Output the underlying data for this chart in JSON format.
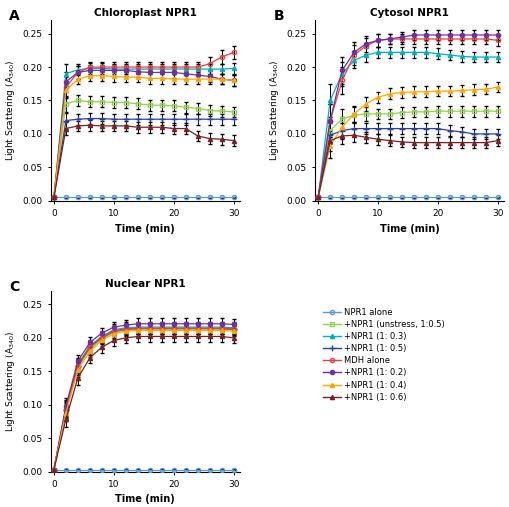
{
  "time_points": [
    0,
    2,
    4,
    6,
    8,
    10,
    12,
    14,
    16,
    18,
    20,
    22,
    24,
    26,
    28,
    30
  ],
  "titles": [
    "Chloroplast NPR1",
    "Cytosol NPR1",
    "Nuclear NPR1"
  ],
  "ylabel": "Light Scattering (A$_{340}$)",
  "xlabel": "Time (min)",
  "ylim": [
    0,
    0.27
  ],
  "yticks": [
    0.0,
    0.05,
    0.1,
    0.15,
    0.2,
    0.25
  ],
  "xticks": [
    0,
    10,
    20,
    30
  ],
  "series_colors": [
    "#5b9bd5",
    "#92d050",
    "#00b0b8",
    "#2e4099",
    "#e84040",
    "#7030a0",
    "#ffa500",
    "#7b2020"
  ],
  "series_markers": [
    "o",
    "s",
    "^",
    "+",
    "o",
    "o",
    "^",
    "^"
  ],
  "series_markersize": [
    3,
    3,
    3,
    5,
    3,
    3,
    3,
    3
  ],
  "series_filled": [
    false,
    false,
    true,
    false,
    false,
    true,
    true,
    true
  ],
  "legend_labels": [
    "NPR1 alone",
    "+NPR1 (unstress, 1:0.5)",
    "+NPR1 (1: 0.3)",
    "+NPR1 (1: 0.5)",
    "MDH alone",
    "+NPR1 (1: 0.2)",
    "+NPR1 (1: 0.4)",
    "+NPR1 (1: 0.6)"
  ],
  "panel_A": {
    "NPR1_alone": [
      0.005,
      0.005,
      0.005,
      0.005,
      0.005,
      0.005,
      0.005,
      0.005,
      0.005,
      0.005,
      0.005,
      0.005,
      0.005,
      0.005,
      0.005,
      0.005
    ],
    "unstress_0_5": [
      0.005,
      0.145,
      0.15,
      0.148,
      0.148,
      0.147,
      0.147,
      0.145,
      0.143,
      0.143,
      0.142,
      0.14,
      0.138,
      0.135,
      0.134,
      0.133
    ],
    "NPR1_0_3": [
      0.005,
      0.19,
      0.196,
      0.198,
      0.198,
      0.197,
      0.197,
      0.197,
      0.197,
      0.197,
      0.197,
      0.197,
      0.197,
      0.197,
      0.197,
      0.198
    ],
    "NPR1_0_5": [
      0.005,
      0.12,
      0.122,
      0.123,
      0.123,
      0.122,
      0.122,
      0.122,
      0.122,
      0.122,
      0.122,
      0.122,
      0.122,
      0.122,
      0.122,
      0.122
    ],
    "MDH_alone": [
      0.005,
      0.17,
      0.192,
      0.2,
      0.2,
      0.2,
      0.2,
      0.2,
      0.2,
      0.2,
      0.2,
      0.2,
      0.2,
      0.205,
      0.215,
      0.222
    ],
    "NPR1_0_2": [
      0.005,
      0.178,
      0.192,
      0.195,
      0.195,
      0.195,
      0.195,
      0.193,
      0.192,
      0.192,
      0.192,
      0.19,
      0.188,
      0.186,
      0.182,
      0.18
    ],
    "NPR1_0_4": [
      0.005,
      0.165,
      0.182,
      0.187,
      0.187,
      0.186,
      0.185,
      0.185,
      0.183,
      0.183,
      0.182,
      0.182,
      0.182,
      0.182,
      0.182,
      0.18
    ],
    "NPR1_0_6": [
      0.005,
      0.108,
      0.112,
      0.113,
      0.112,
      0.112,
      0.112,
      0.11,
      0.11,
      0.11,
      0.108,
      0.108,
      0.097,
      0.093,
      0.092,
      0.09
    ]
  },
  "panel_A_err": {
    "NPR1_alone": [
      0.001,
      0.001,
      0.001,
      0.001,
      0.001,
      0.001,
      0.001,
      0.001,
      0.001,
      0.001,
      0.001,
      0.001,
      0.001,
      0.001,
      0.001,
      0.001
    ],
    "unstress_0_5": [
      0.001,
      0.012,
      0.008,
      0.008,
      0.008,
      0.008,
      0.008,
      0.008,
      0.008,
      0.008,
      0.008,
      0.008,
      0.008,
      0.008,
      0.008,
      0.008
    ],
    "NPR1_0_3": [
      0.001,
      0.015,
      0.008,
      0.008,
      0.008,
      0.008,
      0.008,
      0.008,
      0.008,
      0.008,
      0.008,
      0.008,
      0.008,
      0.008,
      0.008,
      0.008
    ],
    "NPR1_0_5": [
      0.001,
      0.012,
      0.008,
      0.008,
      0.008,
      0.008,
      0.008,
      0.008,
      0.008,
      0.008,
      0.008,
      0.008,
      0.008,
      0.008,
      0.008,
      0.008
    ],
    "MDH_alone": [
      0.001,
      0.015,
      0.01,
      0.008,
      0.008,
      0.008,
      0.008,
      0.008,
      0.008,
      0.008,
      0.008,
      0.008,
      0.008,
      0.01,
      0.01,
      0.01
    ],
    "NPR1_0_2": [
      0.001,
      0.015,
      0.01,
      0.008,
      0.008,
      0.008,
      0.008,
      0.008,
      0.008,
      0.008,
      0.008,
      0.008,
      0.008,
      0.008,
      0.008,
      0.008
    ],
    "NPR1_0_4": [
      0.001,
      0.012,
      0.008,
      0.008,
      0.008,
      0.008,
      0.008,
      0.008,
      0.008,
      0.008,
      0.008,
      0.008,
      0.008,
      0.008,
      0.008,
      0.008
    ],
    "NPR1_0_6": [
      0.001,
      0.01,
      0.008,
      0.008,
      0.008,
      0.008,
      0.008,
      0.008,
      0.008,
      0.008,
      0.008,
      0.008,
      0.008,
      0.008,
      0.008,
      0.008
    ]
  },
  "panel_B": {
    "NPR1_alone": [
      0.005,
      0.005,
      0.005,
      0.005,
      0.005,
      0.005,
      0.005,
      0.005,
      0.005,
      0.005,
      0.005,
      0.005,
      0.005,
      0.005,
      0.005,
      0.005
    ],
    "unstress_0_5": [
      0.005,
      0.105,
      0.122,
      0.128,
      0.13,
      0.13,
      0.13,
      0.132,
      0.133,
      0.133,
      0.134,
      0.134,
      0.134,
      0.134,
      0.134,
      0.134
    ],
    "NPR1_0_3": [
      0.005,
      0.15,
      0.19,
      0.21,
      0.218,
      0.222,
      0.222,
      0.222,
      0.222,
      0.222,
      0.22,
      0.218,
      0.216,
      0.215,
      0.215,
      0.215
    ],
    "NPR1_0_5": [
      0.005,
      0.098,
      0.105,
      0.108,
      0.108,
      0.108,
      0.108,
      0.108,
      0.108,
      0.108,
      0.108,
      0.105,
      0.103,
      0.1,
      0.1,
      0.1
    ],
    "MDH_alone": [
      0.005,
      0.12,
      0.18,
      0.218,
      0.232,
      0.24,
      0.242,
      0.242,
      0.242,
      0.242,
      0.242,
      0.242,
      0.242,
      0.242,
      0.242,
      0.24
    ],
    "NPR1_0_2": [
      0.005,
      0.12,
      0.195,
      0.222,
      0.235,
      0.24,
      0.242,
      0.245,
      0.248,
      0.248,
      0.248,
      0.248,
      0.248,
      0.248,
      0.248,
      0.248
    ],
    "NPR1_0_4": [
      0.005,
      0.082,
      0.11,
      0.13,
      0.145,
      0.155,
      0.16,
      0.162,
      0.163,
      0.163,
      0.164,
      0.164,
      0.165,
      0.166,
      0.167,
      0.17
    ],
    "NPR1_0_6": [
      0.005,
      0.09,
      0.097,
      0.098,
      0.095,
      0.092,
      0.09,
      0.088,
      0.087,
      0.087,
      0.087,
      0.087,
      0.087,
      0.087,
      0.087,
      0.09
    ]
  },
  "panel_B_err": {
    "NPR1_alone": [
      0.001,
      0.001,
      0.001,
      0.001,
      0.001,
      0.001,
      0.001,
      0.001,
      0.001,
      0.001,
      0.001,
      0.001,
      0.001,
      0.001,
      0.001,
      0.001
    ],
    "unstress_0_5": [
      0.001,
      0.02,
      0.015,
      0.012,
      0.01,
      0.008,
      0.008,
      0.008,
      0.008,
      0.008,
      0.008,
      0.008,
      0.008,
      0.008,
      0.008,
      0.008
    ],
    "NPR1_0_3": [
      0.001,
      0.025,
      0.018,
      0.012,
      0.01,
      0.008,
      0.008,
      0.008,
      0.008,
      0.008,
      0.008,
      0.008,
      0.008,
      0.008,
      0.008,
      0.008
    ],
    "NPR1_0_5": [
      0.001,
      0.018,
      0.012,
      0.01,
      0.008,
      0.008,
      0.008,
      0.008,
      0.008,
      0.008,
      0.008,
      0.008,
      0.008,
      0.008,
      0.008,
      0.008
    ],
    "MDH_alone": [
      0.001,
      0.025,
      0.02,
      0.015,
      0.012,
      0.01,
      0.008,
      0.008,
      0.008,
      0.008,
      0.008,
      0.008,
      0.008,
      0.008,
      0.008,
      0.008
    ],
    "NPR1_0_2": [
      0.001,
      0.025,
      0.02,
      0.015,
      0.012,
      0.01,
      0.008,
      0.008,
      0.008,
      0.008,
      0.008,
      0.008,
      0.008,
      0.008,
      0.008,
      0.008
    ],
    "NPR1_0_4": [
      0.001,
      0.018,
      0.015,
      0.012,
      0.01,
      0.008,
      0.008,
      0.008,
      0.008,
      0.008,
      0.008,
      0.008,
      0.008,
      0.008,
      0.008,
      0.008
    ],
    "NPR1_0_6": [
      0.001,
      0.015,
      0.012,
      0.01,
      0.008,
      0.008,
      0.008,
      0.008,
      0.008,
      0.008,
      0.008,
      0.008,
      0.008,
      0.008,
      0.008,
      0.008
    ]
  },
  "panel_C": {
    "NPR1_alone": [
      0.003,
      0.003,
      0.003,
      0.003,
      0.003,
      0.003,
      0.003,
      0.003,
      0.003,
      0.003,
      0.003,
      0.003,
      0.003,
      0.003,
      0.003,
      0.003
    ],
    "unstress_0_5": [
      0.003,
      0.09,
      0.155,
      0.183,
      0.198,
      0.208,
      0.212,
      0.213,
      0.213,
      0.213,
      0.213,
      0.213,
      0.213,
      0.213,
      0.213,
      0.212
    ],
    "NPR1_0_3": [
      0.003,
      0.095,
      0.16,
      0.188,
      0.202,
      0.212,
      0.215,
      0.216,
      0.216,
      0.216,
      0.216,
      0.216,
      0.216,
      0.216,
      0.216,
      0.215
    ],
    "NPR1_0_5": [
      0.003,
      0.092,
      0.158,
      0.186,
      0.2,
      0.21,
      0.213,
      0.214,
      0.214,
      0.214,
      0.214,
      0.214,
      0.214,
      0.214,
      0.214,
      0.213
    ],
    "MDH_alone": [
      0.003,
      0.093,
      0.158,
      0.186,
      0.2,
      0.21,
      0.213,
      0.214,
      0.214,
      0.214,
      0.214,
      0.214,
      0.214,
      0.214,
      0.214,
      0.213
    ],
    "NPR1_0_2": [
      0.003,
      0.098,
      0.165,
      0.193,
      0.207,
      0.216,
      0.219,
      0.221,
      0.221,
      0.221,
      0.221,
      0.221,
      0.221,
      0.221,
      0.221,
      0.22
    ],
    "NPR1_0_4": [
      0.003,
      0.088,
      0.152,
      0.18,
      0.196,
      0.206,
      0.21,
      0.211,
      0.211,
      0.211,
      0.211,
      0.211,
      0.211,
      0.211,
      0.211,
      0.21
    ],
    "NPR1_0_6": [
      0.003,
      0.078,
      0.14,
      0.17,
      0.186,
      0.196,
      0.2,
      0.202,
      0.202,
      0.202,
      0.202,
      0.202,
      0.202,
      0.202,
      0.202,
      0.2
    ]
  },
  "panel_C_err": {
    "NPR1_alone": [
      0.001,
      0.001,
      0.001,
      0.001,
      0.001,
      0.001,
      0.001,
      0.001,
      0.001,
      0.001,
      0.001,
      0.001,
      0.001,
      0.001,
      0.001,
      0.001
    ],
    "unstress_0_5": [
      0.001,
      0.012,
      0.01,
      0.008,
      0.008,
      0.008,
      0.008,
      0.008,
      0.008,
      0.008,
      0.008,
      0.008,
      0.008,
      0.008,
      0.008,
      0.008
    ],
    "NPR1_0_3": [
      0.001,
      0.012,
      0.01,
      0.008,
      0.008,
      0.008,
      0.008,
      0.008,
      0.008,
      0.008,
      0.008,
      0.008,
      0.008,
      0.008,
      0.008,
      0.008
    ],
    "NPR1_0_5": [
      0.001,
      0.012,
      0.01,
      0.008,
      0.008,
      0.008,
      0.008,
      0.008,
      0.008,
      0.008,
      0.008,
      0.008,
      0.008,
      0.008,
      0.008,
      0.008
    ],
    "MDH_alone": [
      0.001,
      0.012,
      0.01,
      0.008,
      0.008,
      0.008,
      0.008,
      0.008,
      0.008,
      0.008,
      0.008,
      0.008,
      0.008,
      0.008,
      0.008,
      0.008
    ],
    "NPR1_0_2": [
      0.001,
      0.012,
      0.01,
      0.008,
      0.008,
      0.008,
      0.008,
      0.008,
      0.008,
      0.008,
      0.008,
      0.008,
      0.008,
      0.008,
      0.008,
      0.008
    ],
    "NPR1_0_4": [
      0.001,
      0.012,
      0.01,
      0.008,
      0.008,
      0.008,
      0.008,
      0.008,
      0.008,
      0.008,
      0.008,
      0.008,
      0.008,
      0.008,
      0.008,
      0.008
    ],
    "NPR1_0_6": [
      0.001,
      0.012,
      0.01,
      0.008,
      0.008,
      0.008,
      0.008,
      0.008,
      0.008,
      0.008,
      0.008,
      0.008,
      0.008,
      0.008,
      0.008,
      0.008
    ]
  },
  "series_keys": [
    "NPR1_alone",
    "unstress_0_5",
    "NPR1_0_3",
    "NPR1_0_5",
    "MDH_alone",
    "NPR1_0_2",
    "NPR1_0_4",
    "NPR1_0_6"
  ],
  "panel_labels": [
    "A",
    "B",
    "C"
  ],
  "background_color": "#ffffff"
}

- - - - -

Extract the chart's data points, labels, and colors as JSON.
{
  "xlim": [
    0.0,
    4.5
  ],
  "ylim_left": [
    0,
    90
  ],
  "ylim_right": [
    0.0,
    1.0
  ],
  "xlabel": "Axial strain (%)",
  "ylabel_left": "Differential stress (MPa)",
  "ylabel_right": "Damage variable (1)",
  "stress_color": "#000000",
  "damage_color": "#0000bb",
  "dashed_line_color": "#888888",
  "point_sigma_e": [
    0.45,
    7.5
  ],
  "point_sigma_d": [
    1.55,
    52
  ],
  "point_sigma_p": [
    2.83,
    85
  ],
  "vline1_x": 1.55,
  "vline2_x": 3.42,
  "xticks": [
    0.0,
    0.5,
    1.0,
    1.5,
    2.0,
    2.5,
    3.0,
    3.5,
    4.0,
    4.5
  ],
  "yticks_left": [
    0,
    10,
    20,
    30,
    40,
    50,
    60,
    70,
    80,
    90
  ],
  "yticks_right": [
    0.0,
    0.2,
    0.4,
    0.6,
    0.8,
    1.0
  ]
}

- - - - -

Pull out every line in the data above that has the word "JSON".

Right answer:
Output the underlying data for this chart in JSON format.
Extract the chart's data points, labels, and colors as JSON.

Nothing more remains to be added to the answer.